(The data)
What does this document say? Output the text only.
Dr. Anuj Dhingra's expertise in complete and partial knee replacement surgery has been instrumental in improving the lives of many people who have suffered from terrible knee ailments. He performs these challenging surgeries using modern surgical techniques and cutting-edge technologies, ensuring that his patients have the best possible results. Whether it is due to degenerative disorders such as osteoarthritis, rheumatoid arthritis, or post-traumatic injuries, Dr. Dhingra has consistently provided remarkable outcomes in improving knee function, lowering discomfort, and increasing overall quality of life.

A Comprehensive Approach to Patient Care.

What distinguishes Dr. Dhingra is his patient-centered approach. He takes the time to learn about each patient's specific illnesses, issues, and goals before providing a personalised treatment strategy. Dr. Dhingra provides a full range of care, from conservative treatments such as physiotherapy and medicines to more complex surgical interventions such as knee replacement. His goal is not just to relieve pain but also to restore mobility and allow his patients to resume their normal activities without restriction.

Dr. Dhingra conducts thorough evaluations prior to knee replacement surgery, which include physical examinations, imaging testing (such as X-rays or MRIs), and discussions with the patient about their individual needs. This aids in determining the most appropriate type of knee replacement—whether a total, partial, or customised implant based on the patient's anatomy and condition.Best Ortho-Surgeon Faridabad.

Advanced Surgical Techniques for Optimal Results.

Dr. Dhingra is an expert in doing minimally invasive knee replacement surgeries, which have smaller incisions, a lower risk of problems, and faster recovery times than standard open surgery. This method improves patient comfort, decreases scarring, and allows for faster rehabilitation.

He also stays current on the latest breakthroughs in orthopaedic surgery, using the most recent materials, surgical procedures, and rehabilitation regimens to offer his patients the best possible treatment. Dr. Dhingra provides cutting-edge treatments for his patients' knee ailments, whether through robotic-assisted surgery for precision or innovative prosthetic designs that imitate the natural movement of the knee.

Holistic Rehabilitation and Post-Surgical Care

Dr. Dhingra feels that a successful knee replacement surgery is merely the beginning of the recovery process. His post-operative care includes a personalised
(End The data)
(The data)
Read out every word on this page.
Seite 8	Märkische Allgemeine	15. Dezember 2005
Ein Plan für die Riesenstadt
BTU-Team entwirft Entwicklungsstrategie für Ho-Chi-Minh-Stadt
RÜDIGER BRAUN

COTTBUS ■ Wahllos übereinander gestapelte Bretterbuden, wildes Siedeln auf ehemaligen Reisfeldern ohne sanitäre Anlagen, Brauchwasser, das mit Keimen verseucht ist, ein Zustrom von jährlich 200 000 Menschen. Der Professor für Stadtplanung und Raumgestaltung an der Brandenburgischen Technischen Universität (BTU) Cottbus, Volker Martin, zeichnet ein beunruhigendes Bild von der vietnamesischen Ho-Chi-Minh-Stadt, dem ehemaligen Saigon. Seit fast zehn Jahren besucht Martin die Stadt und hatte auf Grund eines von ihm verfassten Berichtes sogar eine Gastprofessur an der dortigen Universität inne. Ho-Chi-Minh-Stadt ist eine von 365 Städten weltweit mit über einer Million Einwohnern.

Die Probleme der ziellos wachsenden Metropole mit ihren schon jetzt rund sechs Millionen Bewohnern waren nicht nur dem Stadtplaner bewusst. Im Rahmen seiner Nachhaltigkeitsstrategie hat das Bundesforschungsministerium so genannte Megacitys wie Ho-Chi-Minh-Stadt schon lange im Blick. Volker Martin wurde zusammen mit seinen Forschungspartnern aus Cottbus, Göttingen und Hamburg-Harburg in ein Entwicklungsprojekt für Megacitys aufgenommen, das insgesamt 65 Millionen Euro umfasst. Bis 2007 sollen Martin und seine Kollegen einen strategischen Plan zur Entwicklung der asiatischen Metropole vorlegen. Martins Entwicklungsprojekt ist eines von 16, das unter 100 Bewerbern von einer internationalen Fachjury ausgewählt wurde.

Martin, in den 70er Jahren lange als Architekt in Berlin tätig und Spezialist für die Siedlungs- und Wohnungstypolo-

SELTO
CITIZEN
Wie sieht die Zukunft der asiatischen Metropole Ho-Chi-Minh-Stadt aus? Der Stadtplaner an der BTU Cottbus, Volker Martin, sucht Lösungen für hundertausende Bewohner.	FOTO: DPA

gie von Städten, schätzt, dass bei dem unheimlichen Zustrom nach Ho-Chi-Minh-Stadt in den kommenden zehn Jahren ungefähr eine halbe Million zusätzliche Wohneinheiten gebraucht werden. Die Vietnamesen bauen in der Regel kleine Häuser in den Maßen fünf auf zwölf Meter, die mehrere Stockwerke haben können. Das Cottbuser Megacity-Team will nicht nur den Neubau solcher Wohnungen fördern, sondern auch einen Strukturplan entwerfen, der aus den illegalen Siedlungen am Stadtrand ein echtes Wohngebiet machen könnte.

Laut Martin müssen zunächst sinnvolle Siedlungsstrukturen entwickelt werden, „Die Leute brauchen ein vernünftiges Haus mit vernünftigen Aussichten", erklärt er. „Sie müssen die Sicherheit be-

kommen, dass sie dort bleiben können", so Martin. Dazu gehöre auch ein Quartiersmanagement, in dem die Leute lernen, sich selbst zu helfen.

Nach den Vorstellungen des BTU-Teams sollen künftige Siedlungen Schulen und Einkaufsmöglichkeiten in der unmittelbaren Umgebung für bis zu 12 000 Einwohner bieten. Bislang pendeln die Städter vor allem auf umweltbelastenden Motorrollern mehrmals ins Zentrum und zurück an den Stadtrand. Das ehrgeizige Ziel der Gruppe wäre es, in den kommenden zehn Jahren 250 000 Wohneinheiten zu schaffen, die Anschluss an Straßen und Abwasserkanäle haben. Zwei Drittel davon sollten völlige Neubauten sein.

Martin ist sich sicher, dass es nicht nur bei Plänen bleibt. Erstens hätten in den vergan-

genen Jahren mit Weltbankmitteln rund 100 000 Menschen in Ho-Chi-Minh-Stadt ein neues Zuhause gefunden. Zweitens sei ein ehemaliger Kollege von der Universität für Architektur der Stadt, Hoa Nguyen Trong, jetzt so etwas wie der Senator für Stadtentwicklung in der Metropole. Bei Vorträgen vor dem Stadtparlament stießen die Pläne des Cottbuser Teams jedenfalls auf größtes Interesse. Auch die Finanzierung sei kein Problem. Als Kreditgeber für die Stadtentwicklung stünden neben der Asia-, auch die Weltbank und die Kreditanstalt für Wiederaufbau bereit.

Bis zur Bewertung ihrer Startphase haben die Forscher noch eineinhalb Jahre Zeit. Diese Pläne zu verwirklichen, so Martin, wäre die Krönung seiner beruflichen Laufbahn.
(End The data)
[Work required] Please list every line of the records that contains "können".

[Response to the task]
gie von Städten, schätzt, dass bei dem unheimlichen Zustrom nach Ho-Chi-Minh-Stadt in den kommenden zehn Jahren ungefähr eine halbe Million zusätzliche Wohneinheiten gebraucht werden. Die Vietnamesen bauen in der Regel kleine Häuser in den Maßen fünf auf zwölf Meter, die mehrere Stockwerke haben können. Das Cottbuser Megacity-Team will nicht nur den Neubau solcher Wohnungen fördern, sondern auch einen Strukturplan entwerfen, der aus den illegalen Siedlungen am Stadtrand ein echtes Wohngebiet machen könnte.
kommen, dass sie dort bleiben können", so Martin. Dazu gehöre auch ein Quartiersmanagement, in dem die Leute lernen, sich selbst zu helfen.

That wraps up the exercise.